PROBLEM TO WORK ON
Search the material for the string "Nutritional", then return every line where it is found.
::::::::
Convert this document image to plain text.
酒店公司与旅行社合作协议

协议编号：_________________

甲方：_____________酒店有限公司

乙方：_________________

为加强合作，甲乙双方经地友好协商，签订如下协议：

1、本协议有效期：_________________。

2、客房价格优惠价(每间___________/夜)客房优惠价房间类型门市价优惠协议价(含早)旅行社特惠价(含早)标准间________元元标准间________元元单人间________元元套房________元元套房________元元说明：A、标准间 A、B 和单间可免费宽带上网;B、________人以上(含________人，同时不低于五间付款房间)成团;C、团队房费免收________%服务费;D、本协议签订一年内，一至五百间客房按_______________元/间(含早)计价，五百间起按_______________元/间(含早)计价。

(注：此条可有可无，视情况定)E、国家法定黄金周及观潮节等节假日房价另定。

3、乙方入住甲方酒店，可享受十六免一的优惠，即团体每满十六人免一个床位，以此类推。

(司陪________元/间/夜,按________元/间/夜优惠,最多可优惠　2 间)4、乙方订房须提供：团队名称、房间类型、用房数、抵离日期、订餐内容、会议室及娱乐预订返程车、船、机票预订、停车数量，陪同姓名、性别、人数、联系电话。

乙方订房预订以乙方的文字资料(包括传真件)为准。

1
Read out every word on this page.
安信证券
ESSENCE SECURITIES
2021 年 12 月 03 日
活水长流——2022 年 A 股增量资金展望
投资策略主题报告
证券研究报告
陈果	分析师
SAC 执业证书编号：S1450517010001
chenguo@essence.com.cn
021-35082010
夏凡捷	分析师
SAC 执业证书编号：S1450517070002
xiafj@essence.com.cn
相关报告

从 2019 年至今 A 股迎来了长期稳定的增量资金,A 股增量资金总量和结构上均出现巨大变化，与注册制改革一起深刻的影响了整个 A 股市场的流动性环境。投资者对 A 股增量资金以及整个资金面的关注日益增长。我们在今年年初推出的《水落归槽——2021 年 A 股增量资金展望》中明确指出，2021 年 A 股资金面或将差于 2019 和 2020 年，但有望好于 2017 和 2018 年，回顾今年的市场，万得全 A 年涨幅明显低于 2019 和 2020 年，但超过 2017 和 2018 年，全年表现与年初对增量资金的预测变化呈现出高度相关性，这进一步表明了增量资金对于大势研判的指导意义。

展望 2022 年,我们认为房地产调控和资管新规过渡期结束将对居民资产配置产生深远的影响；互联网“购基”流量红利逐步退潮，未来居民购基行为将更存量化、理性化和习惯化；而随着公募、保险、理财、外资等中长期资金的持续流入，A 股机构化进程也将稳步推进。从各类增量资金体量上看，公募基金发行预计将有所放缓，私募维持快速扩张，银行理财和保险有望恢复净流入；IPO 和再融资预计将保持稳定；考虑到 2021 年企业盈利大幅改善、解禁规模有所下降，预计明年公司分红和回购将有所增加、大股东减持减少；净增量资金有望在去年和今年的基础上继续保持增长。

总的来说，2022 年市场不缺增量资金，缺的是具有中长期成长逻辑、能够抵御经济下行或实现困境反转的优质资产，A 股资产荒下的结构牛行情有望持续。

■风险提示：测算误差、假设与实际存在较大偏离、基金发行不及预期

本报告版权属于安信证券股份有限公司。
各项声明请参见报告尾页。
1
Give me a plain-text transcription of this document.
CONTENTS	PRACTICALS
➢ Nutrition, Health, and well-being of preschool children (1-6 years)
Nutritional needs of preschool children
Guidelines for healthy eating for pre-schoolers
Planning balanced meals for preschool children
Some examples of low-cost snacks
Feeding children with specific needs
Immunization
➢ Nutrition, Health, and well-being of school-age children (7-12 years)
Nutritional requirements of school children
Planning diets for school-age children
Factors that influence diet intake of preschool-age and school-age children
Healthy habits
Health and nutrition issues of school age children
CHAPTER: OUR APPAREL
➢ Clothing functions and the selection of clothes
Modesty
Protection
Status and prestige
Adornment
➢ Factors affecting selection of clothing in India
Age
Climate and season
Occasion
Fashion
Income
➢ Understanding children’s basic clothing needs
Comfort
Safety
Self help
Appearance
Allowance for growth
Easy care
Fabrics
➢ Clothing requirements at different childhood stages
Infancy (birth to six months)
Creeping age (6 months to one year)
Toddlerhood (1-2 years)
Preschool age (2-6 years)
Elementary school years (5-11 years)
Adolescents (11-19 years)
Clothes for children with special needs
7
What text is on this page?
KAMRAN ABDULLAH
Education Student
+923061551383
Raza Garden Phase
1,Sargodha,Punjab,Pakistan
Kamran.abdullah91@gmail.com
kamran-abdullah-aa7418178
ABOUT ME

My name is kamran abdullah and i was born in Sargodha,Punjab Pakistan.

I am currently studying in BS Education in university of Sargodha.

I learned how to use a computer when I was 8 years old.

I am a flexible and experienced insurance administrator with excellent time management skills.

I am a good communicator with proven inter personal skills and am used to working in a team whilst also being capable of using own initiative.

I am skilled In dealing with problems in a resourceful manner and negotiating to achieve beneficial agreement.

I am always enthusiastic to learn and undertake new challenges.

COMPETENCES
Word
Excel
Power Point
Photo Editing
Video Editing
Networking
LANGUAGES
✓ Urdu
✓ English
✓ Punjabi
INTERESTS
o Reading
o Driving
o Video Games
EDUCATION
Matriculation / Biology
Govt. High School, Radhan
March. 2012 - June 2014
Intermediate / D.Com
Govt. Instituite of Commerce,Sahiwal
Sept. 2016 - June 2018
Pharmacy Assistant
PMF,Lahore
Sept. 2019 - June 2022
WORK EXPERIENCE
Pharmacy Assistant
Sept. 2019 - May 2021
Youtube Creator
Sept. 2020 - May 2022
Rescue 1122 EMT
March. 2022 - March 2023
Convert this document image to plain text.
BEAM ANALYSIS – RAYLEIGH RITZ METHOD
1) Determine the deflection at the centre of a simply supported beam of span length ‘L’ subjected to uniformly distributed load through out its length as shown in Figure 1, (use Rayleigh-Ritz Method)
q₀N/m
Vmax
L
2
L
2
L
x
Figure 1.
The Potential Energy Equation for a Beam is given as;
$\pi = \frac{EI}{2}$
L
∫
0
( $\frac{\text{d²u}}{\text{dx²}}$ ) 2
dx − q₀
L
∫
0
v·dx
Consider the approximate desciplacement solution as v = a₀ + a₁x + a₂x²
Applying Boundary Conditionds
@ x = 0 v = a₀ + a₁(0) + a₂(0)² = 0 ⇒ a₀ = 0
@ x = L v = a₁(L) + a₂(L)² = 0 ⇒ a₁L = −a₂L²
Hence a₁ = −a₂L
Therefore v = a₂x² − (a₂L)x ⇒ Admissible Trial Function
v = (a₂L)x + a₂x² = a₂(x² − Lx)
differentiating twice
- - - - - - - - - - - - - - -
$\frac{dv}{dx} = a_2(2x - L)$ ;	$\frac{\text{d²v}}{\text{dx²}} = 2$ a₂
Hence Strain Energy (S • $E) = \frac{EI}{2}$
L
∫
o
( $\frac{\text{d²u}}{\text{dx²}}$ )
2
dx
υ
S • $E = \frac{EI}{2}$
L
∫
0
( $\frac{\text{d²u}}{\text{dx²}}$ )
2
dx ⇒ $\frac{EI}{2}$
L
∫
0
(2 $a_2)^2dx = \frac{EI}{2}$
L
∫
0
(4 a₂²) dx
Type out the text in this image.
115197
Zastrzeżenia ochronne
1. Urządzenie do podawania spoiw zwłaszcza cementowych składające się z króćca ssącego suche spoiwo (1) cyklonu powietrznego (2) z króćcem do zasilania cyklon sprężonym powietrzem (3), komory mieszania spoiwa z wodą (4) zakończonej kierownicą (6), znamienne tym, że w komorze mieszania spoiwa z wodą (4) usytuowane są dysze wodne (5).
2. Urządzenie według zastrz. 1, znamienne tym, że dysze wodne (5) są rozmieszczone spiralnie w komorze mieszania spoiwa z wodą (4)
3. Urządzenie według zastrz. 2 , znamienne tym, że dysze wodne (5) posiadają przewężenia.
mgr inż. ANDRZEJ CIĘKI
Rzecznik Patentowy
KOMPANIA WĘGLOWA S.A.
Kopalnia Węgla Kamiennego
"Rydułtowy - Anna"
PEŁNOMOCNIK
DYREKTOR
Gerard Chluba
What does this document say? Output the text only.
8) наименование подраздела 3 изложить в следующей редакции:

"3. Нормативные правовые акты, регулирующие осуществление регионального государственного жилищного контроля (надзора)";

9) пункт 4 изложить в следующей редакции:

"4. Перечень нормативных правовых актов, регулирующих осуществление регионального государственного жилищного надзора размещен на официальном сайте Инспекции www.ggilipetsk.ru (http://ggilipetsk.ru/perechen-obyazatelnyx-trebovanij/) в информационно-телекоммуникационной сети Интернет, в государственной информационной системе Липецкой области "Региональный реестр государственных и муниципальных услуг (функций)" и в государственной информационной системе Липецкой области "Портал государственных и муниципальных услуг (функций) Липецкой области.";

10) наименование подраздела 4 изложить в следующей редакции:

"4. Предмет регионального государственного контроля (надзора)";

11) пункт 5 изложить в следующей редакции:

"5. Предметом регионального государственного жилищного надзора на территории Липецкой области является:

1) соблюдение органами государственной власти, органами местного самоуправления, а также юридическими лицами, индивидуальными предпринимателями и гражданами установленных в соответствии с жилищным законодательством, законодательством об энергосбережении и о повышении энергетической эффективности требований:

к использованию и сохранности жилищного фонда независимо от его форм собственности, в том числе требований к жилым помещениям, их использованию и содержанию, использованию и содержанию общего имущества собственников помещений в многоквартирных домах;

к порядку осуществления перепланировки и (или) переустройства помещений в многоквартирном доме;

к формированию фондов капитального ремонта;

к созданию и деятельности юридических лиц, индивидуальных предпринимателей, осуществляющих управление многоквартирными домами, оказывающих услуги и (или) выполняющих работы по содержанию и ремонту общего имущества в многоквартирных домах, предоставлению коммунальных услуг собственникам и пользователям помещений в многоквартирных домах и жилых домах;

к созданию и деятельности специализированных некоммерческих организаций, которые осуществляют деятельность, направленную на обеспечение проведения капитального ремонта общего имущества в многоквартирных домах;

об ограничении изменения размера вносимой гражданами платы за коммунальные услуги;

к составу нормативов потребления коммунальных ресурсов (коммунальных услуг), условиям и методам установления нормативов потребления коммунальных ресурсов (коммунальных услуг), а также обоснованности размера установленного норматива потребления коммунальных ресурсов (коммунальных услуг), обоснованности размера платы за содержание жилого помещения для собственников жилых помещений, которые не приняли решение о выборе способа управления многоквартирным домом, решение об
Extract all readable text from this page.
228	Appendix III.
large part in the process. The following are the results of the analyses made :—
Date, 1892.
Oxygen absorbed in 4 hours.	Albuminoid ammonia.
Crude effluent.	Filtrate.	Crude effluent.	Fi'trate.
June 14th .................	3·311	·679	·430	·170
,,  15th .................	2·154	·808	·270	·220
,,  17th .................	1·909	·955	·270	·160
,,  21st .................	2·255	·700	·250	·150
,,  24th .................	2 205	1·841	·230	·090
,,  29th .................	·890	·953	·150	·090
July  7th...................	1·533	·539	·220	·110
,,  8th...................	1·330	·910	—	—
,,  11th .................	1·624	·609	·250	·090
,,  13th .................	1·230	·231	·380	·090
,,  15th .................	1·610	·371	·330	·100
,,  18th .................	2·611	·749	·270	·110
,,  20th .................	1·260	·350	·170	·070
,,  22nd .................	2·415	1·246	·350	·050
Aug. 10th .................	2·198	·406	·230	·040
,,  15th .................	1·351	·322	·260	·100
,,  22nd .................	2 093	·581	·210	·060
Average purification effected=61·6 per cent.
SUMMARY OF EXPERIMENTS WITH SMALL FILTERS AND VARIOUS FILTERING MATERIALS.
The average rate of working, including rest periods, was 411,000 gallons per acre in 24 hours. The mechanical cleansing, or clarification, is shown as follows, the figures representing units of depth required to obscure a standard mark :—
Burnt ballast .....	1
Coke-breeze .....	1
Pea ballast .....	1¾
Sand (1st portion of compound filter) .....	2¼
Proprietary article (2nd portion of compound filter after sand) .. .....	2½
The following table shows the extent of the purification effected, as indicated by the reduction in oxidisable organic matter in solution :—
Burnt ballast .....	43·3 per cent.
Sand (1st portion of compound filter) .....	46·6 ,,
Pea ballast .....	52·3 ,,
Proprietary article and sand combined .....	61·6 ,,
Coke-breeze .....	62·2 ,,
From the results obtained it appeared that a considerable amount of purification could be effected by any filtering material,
::::::::
FINISHED TASK
Nutritional needs of preschool children
Nutritional requirements of school children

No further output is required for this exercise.